(Records from a data source)

________________________

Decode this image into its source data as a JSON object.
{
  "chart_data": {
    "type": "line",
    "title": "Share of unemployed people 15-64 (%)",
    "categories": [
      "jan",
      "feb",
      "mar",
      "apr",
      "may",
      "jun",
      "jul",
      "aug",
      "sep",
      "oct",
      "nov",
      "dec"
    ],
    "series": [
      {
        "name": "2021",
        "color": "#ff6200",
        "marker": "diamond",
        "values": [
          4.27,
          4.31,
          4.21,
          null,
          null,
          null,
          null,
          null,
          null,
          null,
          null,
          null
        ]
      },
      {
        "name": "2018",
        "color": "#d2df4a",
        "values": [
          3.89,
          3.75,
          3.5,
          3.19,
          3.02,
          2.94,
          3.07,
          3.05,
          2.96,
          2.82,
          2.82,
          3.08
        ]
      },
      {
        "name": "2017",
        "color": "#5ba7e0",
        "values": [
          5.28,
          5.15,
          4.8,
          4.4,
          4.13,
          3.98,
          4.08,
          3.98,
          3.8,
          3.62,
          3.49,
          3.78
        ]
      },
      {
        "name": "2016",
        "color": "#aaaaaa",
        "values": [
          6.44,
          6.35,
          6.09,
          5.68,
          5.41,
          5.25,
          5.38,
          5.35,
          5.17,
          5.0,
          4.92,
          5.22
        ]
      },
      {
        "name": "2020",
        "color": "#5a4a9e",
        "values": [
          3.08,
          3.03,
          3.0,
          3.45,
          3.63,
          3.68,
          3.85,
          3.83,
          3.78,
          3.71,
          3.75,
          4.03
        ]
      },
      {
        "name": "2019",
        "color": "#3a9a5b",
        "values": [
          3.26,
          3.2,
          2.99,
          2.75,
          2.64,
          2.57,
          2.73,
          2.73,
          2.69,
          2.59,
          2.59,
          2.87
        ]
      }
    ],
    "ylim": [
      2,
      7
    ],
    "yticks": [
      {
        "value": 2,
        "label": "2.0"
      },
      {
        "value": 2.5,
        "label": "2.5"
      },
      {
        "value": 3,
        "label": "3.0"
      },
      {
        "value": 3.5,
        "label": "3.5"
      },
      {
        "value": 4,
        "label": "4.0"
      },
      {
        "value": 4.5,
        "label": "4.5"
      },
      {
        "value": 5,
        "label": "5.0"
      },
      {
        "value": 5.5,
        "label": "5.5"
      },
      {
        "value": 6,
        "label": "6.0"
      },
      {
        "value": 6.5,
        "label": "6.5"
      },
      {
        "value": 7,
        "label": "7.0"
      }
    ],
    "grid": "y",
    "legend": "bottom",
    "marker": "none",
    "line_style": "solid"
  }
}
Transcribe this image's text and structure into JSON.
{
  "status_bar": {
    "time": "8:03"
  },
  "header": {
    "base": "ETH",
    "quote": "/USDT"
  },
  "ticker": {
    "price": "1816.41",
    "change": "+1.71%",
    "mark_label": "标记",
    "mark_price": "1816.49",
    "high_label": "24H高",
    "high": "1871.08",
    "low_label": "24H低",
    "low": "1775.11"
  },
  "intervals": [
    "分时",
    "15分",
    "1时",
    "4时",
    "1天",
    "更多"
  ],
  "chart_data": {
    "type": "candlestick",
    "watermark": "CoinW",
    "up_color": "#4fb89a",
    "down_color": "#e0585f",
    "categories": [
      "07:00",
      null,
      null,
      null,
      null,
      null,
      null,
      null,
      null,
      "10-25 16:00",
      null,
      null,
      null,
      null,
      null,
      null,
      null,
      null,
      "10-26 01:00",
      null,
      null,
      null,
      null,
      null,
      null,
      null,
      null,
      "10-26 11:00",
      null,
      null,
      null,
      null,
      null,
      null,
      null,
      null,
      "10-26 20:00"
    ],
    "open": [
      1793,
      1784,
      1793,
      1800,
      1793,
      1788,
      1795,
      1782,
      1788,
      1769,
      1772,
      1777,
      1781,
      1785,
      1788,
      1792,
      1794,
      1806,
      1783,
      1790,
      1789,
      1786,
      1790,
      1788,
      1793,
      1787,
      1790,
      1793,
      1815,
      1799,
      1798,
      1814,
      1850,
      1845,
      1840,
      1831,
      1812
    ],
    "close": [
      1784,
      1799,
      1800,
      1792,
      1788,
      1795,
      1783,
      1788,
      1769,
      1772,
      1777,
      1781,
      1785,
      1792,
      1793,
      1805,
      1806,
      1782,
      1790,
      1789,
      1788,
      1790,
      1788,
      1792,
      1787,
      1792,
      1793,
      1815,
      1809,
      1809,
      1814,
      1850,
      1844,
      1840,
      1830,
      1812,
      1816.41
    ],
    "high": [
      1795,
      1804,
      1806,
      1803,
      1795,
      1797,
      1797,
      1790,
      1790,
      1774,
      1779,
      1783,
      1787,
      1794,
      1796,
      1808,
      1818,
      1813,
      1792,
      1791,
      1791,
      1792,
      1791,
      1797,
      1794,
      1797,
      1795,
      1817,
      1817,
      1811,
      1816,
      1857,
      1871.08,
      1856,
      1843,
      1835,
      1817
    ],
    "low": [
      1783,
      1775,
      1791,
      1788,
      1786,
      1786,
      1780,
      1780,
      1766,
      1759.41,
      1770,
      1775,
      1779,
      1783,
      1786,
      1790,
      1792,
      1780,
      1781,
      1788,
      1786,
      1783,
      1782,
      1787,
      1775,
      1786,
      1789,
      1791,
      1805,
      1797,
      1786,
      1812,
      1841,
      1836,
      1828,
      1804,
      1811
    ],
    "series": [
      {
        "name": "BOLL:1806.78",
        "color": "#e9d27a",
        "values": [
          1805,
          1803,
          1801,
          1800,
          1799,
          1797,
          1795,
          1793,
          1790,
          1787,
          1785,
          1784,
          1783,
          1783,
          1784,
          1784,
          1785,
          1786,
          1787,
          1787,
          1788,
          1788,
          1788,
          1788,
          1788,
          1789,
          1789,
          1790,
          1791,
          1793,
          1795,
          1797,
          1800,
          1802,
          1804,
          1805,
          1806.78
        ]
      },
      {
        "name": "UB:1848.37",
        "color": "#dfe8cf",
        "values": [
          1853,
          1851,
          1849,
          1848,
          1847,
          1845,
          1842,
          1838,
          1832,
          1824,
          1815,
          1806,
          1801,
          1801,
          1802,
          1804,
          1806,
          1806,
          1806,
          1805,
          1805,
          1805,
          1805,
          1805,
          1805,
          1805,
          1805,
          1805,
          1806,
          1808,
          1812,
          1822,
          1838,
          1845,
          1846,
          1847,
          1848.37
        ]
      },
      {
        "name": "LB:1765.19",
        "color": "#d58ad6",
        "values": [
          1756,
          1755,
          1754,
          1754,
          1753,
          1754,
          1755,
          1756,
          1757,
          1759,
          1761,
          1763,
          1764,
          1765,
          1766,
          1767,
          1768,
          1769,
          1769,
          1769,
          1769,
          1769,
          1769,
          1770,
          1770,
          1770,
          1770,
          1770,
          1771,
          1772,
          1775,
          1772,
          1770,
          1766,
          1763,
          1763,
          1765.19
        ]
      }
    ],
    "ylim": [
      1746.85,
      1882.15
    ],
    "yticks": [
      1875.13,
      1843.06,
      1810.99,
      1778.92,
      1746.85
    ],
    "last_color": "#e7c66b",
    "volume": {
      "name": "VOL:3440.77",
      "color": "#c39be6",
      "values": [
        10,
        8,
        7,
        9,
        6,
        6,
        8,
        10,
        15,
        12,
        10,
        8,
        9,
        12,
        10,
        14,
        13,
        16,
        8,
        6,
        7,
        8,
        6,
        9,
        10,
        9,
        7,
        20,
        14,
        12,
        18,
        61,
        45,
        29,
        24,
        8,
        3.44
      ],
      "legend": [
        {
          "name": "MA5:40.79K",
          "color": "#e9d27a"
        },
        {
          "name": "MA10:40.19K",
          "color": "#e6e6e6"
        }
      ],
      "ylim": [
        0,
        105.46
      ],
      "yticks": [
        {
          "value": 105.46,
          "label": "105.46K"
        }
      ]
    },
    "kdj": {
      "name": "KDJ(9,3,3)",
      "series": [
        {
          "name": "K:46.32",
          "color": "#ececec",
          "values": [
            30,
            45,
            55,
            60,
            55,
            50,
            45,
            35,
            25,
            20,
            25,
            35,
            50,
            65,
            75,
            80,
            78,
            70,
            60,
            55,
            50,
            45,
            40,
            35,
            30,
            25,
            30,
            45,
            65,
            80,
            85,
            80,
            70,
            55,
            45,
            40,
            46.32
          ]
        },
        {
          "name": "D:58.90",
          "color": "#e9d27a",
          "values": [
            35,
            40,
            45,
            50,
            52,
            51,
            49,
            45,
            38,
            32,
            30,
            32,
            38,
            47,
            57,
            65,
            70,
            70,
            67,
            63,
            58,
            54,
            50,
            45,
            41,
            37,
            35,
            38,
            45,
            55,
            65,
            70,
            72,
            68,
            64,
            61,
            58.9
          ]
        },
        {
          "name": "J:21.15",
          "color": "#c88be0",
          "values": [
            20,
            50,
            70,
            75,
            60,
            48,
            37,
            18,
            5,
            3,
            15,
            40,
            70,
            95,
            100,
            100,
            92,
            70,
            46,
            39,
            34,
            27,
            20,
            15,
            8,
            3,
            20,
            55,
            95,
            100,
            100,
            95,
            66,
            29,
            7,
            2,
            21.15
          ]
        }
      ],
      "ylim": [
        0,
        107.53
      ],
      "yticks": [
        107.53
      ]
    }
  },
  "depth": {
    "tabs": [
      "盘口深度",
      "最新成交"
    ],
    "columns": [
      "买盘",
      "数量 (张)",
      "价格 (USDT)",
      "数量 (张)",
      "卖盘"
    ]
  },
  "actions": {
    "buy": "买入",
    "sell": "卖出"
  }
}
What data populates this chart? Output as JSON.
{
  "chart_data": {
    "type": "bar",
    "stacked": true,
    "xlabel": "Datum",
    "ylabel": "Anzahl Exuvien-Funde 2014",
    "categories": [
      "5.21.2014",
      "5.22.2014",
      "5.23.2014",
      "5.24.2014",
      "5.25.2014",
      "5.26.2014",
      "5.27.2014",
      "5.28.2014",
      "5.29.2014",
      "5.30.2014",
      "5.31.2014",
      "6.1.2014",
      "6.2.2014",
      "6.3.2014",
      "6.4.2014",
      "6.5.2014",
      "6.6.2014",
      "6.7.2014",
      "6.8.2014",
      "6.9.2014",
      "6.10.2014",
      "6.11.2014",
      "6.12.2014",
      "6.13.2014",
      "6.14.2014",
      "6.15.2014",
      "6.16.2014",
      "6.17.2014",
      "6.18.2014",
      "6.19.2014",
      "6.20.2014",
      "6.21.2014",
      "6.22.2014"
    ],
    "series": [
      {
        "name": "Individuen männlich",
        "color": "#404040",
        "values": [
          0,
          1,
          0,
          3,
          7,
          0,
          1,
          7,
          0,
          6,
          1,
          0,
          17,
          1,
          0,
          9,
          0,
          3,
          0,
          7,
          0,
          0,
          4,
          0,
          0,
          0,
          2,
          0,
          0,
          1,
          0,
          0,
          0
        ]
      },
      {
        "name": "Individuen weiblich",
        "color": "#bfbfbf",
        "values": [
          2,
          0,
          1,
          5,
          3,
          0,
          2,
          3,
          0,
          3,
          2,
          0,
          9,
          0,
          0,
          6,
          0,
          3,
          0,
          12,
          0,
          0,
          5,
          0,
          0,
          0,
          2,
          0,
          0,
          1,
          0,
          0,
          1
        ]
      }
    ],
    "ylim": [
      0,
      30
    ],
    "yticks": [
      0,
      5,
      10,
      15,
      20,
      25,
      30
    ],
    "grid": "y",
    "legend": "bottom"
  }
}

________________________

### TASK INSTRUCTIONS
Look through the entries above and list every line containing "into".

### COMPLETED EXERCISE
Decode this image into its source data as a JSON object.
Transcribe this image's text and structure into JSON.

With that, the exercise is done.